Work instructions. Quote the whole listing verbatim.

Collected data.
Begin

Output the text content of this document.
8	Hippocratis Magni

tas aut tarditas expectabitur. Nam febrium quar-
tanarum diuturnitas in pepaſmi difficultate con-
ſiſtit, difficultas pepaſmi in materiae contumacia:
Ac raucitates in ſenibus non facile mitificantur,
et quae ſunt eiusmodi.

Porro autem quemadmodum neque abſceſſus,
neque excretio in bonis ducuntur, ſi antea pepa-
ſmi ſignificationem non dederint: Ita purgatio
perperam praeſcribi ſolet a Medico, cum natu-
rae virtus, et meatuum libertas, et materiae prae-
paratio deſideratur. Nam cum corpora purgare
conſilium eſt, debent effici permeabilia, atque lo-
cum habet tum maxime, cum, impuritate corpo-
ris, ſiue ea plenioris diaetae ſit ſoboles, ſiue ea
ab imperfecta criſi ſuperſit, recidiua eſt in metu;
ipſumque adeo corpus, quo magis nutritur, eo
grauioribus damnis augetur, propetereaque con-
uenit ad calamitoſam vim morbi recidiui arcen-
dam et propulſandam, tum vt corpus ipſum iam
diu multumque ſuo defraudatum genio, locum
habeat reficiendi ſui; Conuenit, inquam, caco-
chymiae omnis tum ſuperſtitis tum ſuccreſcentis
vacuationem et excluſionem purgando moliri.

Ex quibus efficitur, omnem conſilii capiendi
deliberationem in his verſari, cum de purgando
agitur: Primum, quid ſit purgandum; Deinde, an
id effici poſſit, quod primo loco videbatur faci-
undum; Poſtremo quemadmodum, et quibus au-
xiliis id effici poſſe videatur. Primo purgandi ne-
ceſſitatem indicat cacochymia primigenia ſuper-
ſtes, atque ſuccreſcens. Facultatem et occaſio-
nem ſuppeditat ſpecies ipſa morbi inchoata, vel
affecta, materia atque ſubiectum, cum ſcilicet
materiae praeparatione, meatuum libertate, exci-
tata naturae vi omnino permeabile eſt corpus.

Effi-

End

Answer to this problem.
Output the text content of this document.
8	Hippocratis Magni

tas aut tarditas expectabitur. Nam febrium quar-
tanarum diuturnitas in pepaſmi difficultate con-
ſiſtit, difficultas pepaſmi in materiae contumacia:
Ac raucitates in ſenibus non facile mitificantur,
et quae ſunt eiusmodi.

Porro autem quemadmodum neque abſceſſus,
neque excretio in bonis ducuntur, ſi antea pepa-
ſmi ſignificationem non dederint: Ita purgatio
perperam praeſcribi ſolet a Medico, cum natu-
rae virtus, et meatuum libertas, et materiae prae-
paratio deſideratur. Nam cum corpora purgare
conſilium eſt, debent effici permeabilia, atque lo-
cum habet tum maxime, cum, impuritate corpo-
ris, ſiue ea plenioris diaetae ſit ſoboles, ſiue ea
ab imperfecta criſi ſuperſit, recidiua eſt in metu;
ipſumque adeo corpus, quo magis nutritur, eo
grauioribus damnis augetur, propetereaque con-
uenit ad calamitoſam vim morbi recidiui arcen-
dam et propulſandam, tum vt corpus ipſum iam
diu multumque ſuo defraudatum genio, locum
habeat reficiendi ſui; Conuenit, inquam, caco-
chymiae omnis tum ſuperſtitis tum ſuccreſcentis
vacuationem et excluſionem purgando moliri.

Ex quibus efficitur, omnem conſilii capiendi
deliberationem in his verſari, cum de purgando
agitur: Primum, quid ſit purgandum; Deinde, an
id effici poſſit, quod primo loco videbatur faci-
undum; Poſtremo quemadmodum, et quibus au-
xiliis id effici poſſe videatur. Primo purgandi ne-
ceſſitatem indicat cacochymia primigenia ſuper-
ſtes, atque ſuccreſcens. Facultatem et occaſio-
nem ſuppeditat ſpecies ipſa morbi inchoata, vel
affecta, materia atque ſubiectum, cum ſcilicet
materiae praeparatione, meatuum libertate, exci-
tata naturae vi omnino permeabile eſt corpus.

Effi-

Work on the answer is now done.